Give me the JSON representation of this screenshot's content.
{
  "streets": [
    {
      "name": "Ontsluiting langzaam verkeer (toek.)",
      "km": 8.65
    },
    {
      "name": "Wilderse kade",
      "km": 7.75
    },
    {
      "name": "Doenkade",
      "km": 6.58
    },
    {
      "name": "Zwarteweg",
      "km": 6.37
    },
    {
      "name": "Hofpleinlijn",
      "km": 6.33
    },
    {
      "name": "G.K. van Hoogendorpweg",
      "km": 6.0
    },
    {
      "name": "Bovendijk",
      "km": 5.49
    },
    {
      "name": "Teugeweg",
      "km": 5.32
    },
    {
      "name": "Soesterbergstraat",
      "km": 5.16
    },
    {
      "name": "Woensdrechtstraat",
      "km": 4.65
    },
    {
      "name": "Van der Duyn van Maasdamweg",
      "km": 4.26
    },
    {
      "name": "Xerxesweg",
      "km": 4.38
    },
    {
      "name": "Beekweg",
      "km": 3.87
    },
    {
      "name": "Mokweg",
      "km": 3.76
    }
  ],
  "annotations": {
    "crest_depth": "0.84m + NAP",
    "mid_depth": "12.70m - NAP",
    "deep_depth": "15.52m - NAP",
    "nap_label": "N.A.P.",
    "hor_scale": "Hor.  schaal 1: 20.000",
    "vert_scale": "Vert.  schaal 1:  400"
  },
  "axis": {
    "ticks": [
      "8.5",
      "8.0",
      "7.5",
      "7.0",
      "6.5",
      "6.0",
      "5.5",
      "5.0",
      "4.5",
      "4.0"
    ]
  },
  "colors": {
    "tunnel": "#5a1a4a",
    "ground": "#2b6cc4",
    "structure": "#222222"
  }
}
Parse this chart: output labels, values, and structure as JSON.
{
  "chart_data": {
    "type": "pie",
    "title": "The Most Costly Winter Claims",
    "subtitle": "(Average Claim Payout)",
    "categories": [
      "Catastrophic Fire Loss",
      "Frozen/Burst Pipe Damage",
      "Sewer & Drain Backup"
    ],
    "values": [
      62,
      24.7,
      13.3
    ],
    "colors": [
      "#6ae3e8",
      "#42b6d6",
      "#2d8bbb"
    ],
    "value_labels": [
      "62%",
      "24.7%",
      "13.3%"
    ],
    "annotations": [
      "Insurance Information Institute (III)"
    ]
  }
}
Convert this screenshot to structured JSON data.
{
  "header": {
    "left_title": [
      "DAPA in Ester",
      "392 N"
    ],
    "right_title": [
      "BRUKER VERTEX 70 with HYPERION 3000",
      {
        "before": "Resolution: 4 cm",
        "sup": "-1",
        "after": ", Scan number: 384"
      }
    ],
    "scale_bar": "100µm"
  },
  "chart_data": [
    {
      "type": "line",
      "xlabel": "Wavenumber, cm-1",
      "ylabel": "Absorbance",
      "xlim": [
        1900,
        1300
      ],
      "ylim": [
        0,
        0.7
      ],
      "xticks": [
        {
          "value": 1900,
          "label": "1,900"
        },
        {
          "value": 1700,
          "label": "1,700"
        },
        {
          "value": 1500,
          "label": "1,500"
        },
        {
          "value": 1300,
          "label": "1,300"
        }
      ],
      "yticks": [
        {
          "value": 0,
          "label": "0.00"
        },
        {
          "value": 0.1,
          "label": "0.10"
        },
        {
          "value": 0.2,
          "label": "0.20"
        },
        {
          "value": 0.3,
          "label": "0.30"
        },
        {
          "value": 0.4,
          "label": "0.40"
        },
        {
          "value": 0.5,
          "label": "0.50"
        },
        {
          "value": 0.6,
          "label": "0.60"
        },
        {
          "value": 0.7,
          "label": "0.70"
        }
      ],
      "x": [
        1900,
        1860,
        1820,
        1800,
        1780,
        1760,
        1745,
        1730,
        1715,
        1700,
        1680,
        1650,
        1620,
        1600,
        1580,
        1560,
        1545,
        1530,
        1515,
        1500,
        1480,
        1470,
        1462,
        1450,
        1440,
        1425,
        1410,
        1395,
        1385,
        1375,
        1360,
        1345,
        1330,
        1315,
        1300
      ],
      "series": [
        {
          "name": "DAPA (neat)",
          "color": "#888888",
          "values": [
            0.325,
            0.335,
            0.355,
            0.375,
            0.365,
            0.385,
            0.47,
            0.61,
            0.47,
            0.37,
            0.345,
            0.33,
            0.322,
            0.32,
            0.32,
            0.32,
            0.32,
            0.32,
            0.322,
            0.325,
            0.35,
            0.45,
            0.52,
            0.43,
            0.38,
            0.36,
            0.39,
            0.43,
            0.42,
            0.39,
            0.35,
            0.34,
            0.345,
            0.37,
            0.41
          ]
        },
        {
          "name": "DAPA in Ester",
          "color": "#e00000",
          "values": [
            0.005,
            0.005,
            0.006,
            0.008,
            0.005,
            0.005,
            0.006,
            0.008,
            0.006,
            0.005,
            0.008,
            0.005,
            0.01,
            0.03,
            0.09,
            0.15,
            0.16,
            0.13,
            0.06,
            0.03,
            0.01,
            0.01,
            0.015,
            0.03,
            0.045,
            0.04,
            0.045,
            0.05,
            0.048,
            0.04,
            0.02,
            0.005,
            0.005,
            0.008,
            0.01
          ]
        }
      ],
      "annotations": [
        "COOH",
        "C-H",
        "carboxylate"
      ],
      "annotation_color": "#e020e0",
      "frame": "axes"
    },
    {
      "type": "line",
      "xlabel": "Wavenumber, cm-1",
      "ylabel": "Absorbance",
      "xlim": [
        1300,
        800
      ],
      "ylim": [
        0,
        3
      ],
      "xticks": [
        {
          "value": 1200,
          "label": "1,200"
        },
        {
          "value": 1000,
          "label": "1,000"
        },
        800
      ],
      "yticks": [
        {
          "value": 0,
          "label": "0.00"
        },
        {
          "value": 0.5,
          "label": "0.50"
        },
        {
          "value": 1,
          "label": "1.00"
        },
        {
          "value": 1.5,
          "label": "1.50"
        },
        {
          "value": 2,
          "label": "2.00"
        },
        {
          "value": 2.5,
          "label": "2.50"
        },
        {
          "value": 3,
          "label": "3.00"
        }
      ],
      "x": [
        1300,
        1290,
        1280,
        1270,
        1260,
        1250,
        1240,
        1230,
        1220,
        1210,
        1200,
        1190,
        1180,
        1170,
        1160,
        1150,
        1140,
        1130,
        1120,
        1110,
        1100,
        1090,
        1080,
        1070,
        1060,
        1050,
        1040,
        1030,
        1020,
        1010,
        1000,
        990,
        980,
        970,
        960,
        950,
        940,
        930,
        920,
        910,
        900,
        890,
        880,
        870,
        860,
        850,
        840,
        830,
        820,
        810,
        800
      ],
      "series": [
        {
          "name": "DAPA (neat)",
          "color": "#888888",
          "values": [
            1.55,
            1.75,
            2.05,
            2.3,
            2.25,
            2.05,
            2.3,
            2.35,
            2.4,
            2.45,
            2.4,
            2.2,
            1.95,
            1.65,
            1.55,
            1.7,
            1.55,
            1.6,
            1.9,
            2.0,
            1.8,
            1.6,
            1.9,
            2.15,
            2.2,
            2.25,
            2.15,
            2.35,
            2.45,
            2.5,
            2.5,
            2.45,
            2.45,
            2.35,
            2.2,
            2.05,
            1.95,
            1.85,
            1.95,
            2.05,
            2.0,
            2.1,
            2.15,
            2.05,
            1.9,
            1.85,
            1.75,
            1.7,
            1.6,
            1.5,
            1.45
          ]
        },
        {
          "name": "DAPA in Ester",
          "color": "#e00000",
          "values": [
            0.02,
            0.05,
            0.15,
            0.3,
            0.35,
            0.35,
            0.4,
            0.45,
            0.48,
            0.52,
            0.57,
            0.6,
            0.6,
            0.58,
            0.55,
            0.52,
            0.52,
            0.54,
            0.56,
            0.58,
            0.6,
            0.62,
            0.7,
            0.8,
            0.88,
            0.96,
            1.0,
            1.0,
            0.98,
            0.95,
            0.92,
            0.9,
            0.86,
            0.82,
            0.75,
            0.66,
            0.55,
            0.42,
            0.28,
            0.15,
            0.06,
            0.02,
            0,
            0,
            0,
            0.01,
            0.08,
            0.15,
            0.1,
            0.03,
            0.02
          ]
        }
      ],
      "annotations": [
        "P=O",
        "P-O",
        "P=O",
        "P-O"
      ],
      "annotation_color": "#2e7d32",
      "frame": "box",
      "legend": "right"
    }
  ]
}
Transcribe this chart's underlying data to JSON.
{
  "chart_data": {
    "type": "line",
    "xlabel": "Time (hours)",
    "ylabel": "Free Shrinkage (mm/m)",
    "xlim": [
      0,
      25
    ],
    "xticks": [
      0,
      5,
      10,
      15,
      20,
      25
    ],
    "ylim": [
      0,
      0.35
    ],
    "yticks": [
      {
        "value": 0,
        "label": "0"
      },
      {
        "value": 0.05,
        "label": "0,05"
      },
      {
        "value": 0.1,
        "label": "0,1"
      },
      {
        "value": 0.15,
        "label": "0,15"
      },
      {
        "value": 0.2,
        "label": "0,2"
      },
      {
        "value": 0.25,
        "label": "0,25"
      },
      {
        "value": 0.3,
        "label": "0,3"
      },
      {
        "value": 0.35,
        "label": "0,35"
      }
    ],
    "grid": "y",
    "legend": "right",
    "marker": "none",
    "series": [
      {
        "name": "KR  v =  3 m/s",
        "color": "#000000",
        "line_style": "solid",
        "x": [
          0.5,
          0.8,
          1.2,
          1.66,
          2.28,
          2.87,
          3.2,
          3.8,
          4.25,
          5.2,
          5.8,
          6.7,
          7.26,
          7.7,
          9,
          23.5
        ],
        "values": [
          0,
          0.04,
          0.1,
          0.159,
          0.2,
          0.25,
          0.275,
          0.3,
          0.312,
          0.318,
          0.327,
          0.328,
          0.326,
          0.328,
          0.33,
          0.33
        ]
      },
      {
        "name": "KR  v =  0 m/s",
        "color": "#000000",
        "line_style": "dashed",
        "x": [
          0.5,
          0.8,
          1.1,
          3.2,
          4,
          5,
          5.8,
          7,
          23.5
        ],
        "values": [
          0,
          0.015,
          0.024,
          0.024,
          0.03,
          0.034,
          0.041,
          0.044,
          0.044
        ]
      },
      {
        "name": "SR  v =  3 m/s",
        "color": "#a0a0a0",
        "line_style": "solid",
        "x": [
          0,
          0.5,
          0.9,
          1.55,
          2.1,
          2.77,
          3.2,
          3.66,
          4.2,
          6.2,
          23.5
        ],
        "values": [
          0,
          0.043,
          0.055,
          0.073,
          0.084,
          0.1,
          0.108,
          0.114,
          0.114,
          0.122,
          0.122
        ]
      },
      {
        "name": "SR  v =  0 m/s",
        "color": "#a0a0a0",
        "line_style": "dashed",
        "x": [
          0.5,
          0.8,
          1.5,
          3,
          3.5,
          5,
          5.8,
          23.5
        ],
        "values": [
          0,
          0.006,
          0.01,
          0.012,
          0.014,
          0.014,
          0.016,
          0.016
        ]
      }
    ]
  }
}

§ §

Written request> Copy out the lines in which the string "JSON" appears.

Exercise output>
Give me the JSON representation of this screenshot's content.
Parse this chart: output labels, values, and structure as JSON.
Convert this screenshot to structured JSON data.
Transcribe this chart's underlying data to JSON.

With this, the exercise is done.